## SET TASK
Your answer is a single number: the count of lines that contain the string "充分足りて".

## RECORDS FOR THIS TASK

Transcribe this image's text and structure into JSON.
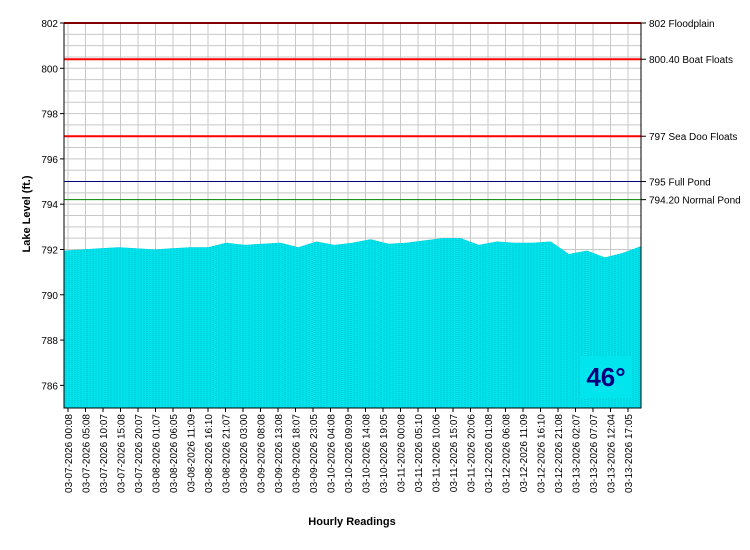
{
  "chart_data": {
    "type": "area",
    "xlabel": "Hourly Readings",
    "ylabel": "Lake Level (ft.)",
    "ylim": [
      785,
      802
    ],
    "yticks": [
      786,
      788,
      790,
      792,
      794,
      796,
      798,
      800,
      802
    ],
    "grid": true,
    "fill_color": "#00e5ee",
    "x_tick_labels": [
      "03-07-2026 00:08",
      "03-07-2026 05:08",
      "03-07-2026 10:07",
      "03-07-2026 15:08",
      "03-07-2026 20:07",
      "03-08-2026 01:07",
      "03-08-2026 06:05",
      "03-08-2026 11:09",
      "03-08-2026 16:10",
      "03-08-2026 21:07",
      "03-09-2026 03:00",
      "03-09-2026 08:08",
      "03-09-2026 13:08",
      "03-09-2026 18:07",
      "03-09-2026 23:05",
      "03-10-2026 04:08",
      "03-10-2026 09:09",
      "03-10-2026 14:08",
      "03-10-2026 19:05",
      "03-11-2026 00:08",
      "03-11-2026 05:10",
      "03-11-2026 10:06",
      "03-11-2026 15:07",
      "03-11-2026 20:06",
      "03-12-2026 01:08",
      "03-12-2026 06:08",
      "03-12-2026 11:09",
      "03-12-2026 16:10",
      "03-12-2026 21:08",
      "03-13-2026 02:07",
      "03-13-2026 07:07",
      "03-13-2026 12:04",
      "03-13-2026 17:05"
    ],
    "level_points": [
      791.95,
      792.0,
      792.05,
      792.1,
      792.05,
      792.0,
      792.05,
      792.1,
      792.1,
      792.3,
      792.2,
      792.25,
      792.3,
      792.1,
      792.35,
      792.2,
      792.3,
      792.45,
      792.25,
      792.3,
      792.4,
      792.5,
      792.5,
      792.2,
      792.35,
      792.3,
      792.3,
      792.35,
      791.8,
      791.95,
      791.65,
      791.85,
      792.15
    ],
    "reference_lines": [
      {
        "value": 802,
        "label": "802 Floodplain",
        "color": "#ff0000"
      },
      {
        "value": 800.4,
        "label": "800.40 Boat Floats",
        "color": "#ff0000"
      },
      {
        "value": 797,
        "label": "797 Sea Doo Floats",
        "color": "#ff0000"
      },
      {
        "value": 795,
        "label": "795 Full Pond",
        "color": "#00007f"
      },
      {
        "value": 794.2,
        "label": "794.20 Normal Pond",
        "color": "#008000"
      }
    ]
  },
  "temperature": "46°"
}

--

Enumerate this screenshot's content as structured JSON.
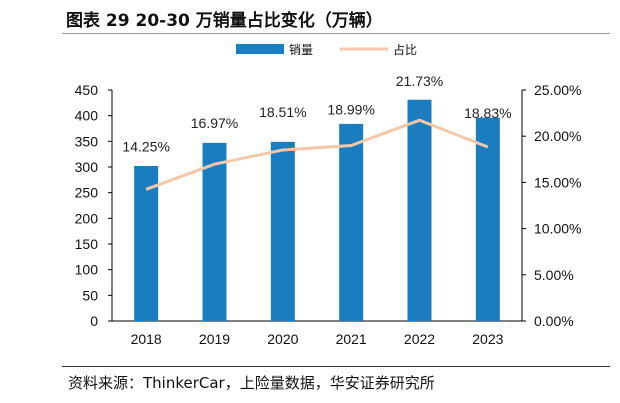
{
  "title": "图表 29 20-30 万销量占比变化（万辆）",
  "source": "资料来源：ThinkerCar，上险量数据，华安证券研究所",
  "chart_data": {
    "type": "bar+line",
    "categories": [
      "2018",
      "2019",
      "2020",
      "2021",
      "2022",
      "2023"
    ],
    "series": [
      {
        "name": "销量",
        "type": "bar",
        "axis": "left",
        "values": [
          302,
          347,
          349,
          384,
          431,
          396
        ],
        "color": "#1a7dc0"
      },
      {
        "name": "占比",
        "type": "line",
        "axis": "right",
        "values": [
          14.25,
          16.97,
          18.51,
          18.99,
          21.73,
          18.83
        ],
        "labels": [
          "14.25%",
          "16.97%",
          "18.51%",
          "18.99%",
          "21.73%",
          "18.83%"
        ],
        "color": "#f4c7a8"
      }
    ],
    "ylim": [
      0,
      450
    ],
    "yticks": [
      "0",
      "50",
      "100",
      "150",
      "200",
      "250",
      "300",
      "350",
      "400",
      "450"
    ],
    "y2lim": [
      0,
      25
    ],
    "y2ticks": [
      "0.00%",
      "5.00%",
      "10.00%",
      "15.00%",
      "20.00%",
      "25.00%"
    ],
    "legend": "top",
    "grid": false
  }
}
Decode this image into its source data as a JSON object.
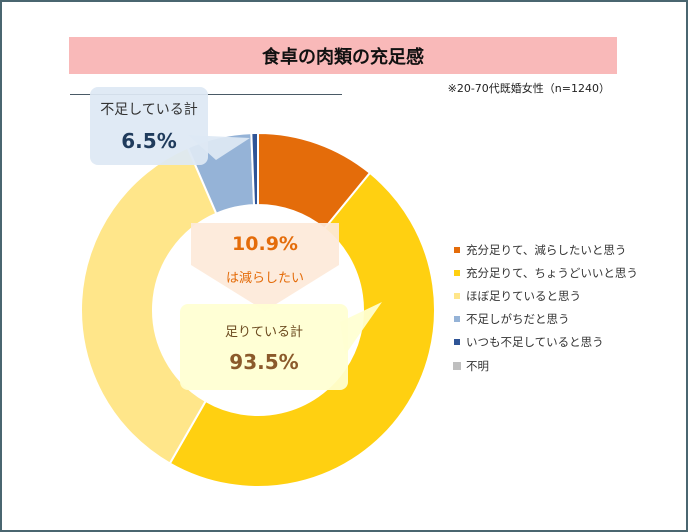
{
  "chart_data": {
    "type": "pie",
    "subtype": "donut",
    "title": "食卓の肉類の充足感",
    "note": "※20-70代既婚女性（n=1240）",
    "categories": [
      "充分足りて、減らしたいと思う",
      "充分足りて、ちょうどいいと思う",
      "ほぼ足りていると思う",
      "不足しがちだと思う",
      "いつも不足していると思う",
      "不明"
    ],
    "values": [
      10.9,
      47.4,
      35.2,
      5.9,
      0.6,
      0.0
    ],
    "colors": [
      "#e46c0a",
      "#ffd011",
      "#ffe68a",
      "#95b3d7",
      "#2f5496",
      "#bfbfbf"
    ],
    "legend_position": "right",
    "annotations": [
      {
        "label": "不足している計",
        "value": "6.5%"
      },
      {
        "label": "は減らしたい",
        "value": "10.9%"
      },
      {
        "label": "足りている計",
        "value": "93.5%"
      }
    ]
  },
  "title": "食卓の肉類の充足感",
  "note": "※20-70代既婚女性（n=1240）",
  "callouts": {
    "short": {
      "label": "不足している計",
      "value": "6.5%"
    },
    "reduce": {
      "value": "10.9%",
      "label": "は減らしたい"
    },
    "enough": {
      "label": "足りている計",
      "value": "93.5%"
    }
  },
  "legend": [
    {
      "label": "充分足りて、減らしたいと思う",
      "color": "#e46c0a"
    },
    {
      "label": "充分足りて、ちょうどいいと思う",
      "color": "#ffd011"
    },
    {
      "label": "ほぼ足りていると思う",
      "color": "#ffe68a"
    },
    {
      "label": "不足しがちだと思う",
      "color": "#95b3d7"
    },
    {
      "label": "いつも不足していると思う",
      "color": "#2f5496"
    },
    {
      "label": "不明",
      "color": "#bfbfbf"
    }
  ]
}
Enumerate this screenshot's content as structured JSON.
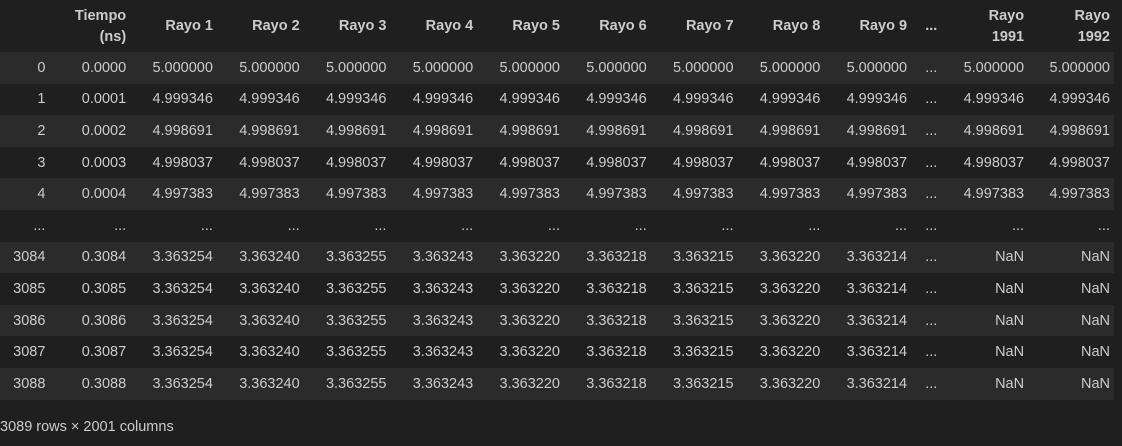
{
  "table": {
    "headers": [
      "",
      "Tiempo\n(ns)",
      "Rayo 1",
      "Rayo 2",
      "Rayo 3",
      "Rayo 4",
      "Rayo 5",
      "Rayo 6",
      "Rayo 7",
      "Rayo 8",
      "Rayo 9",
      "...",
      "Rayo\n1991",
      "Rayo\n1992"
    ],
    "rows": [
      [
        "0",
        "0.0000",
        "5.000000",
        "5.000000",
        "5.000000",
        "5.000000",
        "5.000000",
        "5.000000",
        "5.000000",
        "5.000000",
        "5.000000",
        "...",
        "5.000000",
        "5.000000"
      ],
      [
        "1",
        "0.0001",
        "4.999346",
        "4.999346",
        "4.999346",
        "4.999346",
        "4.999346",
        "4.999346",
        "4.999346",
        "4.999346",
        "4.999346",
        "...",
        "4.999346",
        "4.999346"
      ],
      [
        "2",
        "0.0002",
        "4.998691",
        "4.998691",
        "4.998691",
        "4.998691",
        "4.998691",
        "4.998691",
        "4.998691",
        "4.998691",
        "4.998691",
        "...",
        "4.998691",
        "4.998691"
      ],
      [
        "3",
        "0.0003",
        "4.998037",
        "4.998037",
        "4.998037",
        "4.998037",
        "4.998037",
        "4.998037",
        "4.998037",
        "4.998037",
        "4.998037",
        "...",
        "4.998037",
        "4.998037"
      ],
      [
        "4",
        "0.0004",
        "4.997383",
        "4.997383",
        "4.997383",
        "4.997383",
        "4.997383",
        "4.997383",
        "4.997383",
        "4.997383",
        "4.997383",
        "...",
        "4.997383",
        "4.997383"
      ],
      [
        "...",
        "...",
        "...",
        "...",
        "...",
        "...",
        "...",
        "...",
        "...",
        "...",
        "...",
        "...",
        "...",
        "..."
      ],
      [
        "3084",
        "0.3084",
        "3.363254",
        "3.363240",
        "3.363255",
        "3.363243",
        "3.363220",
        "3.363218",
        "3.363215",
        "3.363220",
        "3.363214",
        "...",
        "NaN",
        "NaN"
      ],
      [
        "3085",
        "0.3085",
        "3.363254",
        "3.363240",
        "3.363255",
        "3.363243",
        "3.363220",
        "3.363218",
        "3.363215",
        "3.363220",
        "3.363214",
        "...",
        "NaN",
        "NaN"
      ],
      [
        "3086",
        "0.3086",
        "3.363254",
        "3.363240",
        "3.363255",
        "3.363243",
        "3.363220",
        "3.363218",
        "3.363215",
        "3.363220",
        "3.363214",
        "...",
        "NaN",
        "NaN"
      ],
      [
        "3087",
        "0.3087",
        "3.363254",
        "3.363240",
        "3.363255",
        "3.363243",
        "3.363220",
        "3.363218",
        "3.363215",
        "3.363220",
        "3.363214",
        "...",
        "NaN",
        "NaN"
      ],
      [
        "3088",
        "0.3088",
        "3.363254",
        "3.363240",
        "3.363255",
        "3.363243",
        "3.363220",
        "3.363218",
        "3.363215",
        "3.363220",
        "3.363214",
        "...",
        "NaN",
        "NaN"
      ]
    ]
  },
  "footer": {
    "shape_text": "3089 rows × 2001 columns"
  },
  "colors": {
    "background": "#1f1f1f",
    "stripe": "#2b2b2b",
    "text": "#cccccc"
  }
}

## FINAL RESULT
4